◆ **THE REQUEST**
Take from the listing each line that has the string "Longwave".

┌────────

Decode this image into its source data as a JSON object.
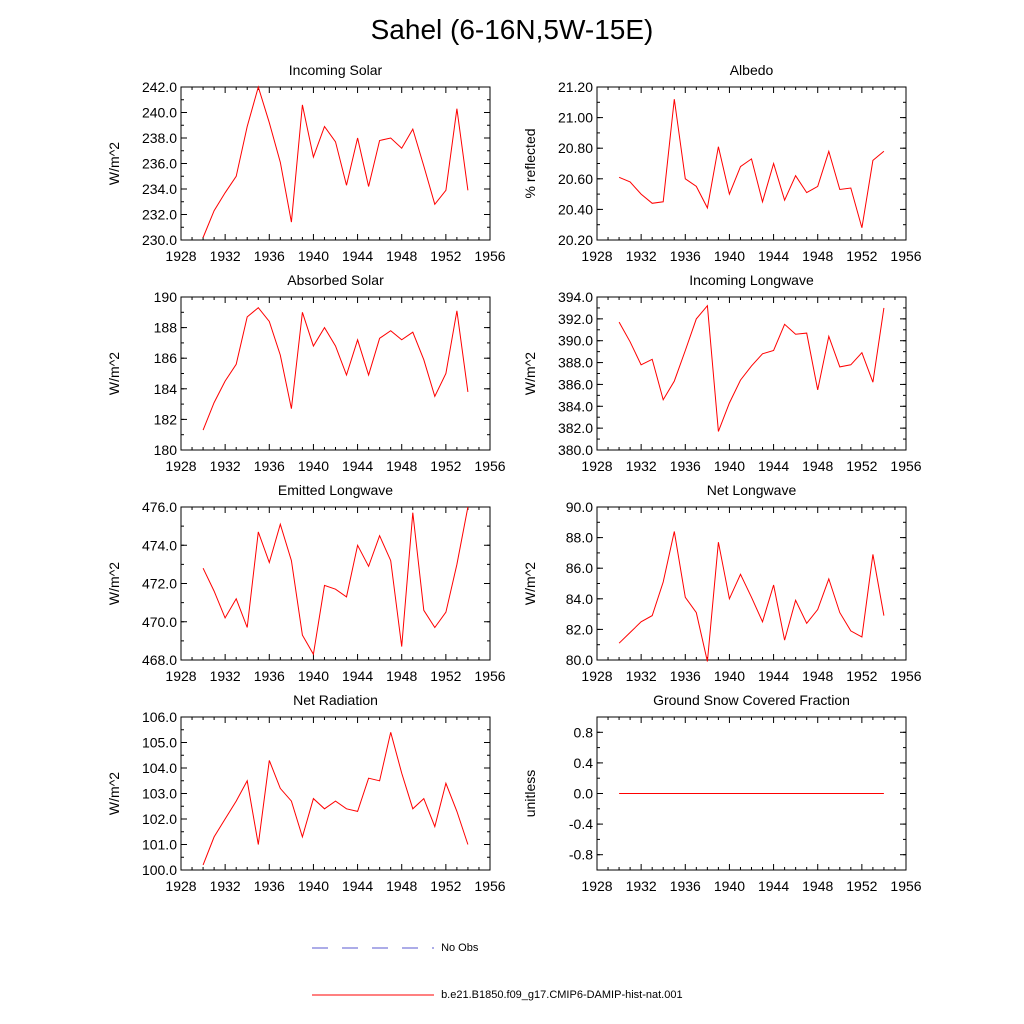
{
  "figure": {
    "title": "Sahel (6-16N,5W-15E)"
  },
  "legend": {
    "items": [
      {
        "label": "No Obs",
        "color": "#5a5ad0",
        "dash": true
      },
      {
        "label": "b.e21.B1850.f09_g17.CMIP6-DAMIP-hist-nat.001",
        "color": "#ff0000",
        "dash": false
      }
    ]
  },
  "chart_data": [
    {
      "type": "line",
      "title": "Incoming Solar",
      "ylabel": "W/m^2",
      "xlim": [
        1928,
        1956
      ],
      "ylim": [
        230.0,
        242.0
      ],
      "yticks": [
        "230.0",
        "232.0",
        "234.0",
        "236.0",
        "238.0",
        "240.0",
        "242.0"
      ],
      "xticks": [
        "1928",
        "1932",
        "1936",
        "1940",
        "1944",
        "1948",
        "1952",
        "1956"
      ],
      "x": [
        1930,
        1931,
        1932,
        1933,
        1934,
        1935,
        1936,
        1937,
        1938,
        1939,
        1940,
        1941,
        1942,
        1943,
        1944,
        1945,
        1946,
        1947,
        1948,
        1949,
        1950,
        1951,
        1952,
        1953,
        1954
      ],
      "series": [
        {
          "color": "#ff0000",
          "values": [
            230.2,
            232.3,
            233.7,
            235.0,
            238.9,
            242.0,
            239.2,
            236.1,
            231.4,
            240.6,
            236.5,
            238.9,
            237.7,
            234.3,
            238.0,
            234.2,
            237.8,
            238.0,
            237.2,
            238.7,
            235.8,
            232.8,
            233.9,
            240.3,
            233.9
          ]
        }
      ]
    },
    {
      "type": "line",
      "title": "Albedo",
      "ylabel": "% reflected",
      "xlim": [
        1928,
        1956
      ],
      "ylim": [
        20.2,
        21.2
      ],
      "yticks": [
        "20.20",
        "20.40",
        "20.60",
        "20.80",
        "21.00",
        "21.20"
      ],
      "xticks": [
        "1928",
        "1932",
        "1936",
        "1940",
        "1944",
        "1948",
        "1952",
        "1956"
      ],
      "x": [
        1930,
        1931,
        1932,
        1933,
        1934,
        1935,
        1936,
        1937,
        1938,
        1939,
        1940,
        1941,
        1942,
        1943,
        1944,
        1945,
        1946,
        1947,
        1948,
        1949,
        1950,
        1951,
        1952,
        1953,
        1954
      ],
      "series": [
        {
          "color": "#ff0000",
          "values": [
            20.61,
            20.58,
            20.5,
            20.44,
            20.45,
            21.12,
            20.6,
            20.55,
            20.41,
            20.81,
            20.5,
            20.68,
            20.73,
            20.45,
            20.7,
            20.46,
            20.62,
            20.51,
            20.55,
            20.78,
            20.53,
            20.54,
            20.28,
            20.72,
            20.78
          ]
        }
      ]
    },
    {
      "type": "line",
      "title": "Absorbed Solar",
      "ylabel": "W/m^2",
      "xlim": [
        1928,
        1956
      ],
      "ylim": [
        180,
        190
      ],
      "yticks": [
        "180",
        "182",
        "184",
        "186",
        "188",
        "190"
      ],
      "xticks": [
        "1928",
        "1932",
        "1936",
        "1940",
        "1944",
        "1948",
        "1952",
        "1956"
      ],
      "x": [
        1930,
        1931,
        1932,
        1933,
        1934,
        1935,
        1936,
        1937,
        1938,
        1939,
        1940,
        1941,
        1942,
        1943,
        1944,
        1945,
        1946,
        1947,
        1948,
        1949,
        1950,
        1951,
        1952,
        1953,
        1954
      ],
      "series": [
        {
          "color": "#ff0000",
          "values": [
            181.3,
            183.1,
            184.5,
            185.6,
            188.7,
            189.3,
            188.4,
            186.2,
            182.7,
            189.0,
            186.8,
            188.0,
            186.8,
            184.9,
            187.2,
            184.9,
            187.3,
            187.8,
            187.2,
            187.7,
            185.9,
            183.5,
            185.0,
            189.1,
            183.8
          ]
        }
      ]
    },
    {
      "type": "line",
      "title": "Incoming Longwave",
      "ylabel": "W/m^2",
      "xlim": [
        1928,
        1956
      ],
      "ylim": [
        380.0,
        394.0
      ],
      "yticks": [
        "380.0",
        "382.0",
        "384.0",
        "386.0",
        "388.0",
        "390.0",
        "392.0",
        "394.0"
      ],
      "xticks": [
        "1928",
        "1932",
        "1936",
        "1940",
        "1944",
        "1948",
        "1952",
        "1956"
      ],
      "x": [
        1930,
        1931,
        1932,
        1933,
        1934,
        1935,
        1936,
        1937,
        1938,
        1939,
        1940,
        1941,
        1942,
        1943,
        1944,
        1945,
        1946,
        1947,
        1948,
        1949,
        1950,
        1951,
        1952,
        1953,
        1954
      ],
      "series": [
        {
          "color": "#ff0000",
          "values": [
            391.7,
            389.9,
            387.8,
            388.3,
            384.6,
            386.3,
            389.1,
            392.0,
            393.2,
            381.7,
            384.3,
            386.4,
            387.7,
            388.8,
            389.1,
            391.5,
            390.6,
            390.7,
            385.5,
            390.4,
            387.6,
            387.8,
            388.9,
            386.2,
            393.0
          ]
        }
      ]
    },
    {
      "type": "line",
      "title": "Emitted Longwave",
      "ylabel": "W/m^2",
      "xlim": [
        1928,
        1956
      ],
      "ylim": [
        468.0,
        476.0
      ],
      "yticks": [
        "468.0",
        "470.0",
        "472.0",
        "474.0",
        "476.0"
      ],
      "xticks": [
        "1928",
        "1932",
        "1936",
        "1940",
        "1944",
        "1948",
        "1952",
        "1956"
      ],
      "x": [
        1930,
        1931,
        1932,
        1933,
        1934,
        1935,
        1936,
        1937,
        1938,
        1939,
        1940,
        1941,
        1942,
        1943,
        1944,
        1945,
        1946,
        1947,
        1948,
        1949,
        1950,
        1951,
        1952,
        1953,
        1954
      ],
      "series": [
        {
          "color": "#ff0000",
          "values": [
            472.8,
            471.6,
            470.2,
            471.2,
            469.7,
            474.7,
            473.1,
            475.1,
            473.2,
            469.3,
            468.3,
            471.9,
            471.7,
            471.3,
            474.0,
            472.9,
            474.5,
            473.2,
            468.7,
            475.7,
            470.6,
            469.7,
            470.5,
            473.0,
            476.0
          ]
        }
      ]
    },
    {
      "type": "line",
      "title": "Net Longwave",
      "ylabel": "W/m^2",
      "xlim": [
        1928,
        1956
      ],
      "ylim": [
        80.0,
        90.0
      ],
      "yticks": [
        "80.0",
        "82.0",
        "84.0",
        "86.0",
        "88.0",
        "90.0"
      ],
      "xticks": [
        "1928",
        "1932",
        "1936",
        "1940",
        "1944",
        "1948",
        "1952",
        "1956"
      ],
      "x": [
        1930,
        1931,
        1932,
        1933,
        1934,
        1935,
        1936,
        1937,
        1938,
        1939,
        1940,
        1941,
        1942,
        1943,
        1944,
        1945,
        1946,
        1947,
        1948,
        1949,
        1950,
        1951,
        1952,
        1953,
        1954
      ],
      "series": [
        {
          "color": "#ff0000",
          "values": [
            81.1,
            81.8,
            82.5,
            82.9,
            85.1,
            88.4,
            84.1,
            83.1,
            79.9,
            87.7,
            84.0,
            85.6,
            84.1,
            82.5,
            84.9,
            81.3,
            83.9,
            82.4,
            83.3,
            85.3,
            83.1,
            81.9,
            81.5,
            86.9,
            82.9
          ]
        }
      ]
    },
    {
      "type": "line",
      "title": "Net Radiation",
      "ylabel": "W/m^2",
      "xlim": [
        1928,
        1956
      ],
      "ylim": [
        100.0,
        106.0
      ],
      "yticks": [
        "100.0",
        "101.0",
        "102.0",
        "103.0",
        "104.0",
        "105.0",
        "106.0"
      ],
      "xticks": [
        "1928",
        "1932",
        "1936",
        "1940",
        "1944",
        "1948",
        "1952",
        "1956"
      ],
      "x": [
        1930,
        1931,
        1932,
        1933,
        1934,
        1935,
        1936,
        1937,
        1938,
        1939,
        1940,
        1941,
        1942,
        1943,
        1944,
        1945,
        1946,
        1947,
        1948,
        1949,
        1950,
        1951,
        1952,
        1953,
        1954
      ],
      "series": [
        {
          "color": "#ff0000",
          "values": [
            100.2,
            101.3,
            102.0,
            102.7,
            103.5,
            101.0,
            104.3,
            103.2,
            102.7,
            101.3,
            102.8,
            102.4,
            102.7,
            102.4,
            102.3,
            103.6,
            103.5,
            105.4,
            103.8,
            102.4,
            102.8,
            101.7,
            103.4,
            102.3,
            101.0
          ]
        }
      ]
    },
    {
      "type": "line",
      "title": "Ground Snow Covered Fraction",
      "ylabel": "unitless",
      "xlim": [
        1928,
        1956
      ],
      "ylim": [
        -1.0,
        1.0
      ],
      "yticks": [
        "-0.8",
        "-0.4",
        "0.0",
        "0.4",
        "0.8"
      ],
      "ytick_values": [
        -0.8,
        -0.4,
        0.0,
        0.4,
        0.8
      ],
      "xticks": [
        "1928",
        "1932",
        "1936",
        "1940",
        "1944",
        "1948",
        "1952",
        "1956"
      ],
      "x": [
        1930,
        1931,
        1932,
        1933,
        1934,
        1935,
        1936,
        1937,
        1938,
        1939,
        1940,
        1941,
        1942,
        1943,
        1944,
        1945,
        1946,
        1947,
        1948,
        1949,
        1950,
        1951,
        1952,
        1953,
        1954
      ],
      "series": [
        {
          "color": "#ff0000",
          "values": [
            0,
            0,
            0,
            0,
            0,
            0,
            0,
            0,
            0,
            0,
            0,
            0,
            0,
            0,
            0,
            0,
            0,
            0,
            0,
            0,
            0,
            0,
            0,
            0,
            0
          ]
        }
      ]
    }
  ]
}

└────────

◆ **EXERCISE SOLUTION**
      "title": "Incoming Longwave",
      "title": "Emitted Longwave",
      "title": "Net Longwave",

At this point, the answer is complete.